**Job**
Please say how many lines of the listing hold "должности", with no other words in the answer.

***

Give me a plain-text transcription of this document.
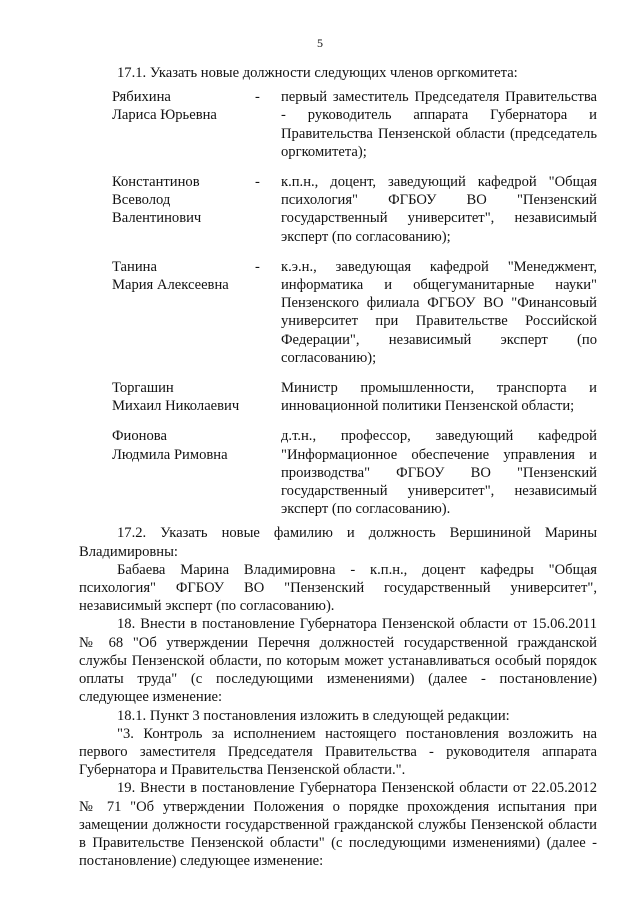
5

17.1. Указать новые должности следующих членов оргкомитета:

Рябихина
Лариса Юрьевна
-	первый заместитель Председателя Правительства - руководитель аппарата Губернатора и Правительства Пензенской области (председатель оргкомитета);
Константинов
Всеволод Валентинович
-	к.п.н., доцент, заведующий кафедрой "Общая психология" ФГБОУ ВО "Пензенский государственный университет", независимый эксперт (по согласованию);
Танина
Мария Алексеевна
-	к.э.н., заведующая кафедрой "Менеджмент, информатика и общегуманитарные науки" Пензенского филиала ФГБОУ ВО "Финансовый университет при Правительстве Российской Федерации", независимый эксперт (по согласованию);
Торгашин
Михаил Николаевич
Министр промышленности, транспорта и инновационной политики Пензенской области;
Фионова
Людмила Римовна
д.т.н., профессор, заведующий кафедрой "Информационное обеспечение управления и производства" ФГБОУ ВО "Пензенский государственный университет", независимый эксперт (по согласованию).

17.2. Указать новые фамилию и должность Вершининой Марины Владимировны:

Бабаева Марина Владимировна - к.п.н., доцент кафедры "Общая психология" ФГБОУ ВО "Пензенский государственный университет", независимый эксперт (по согласованию).

18. Внести в постановление Губернатора Пензенской области от 15.06.2011 № 68 "Об утверждении Перечня должностей государственной гражданской службы Пензенской области, по которым может устанавливаться особый порядок оплаты труда" (с последующими изменениями) (далее - постановление) следующее изменение:

18.1. Пункт 3 постановления изложить в следующей редакции:

"3. Контроль за исполнением настоящего постановления возложить на первого заместителя Председателя Правительства - руководителя аппарата Губернатора и Правительства Пензенской области.".

19. Внести в постановление Губернатора Пензенской области от 22.05.2012 № 71 "Об утверждении Положения о порядке прохождения испытания при замещении должности государственной гражданской службы Пензенской области в Правительстве Пензенской области" (с последующими изменениями) (далее - постановление) следующее изменение:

***

**Output**
2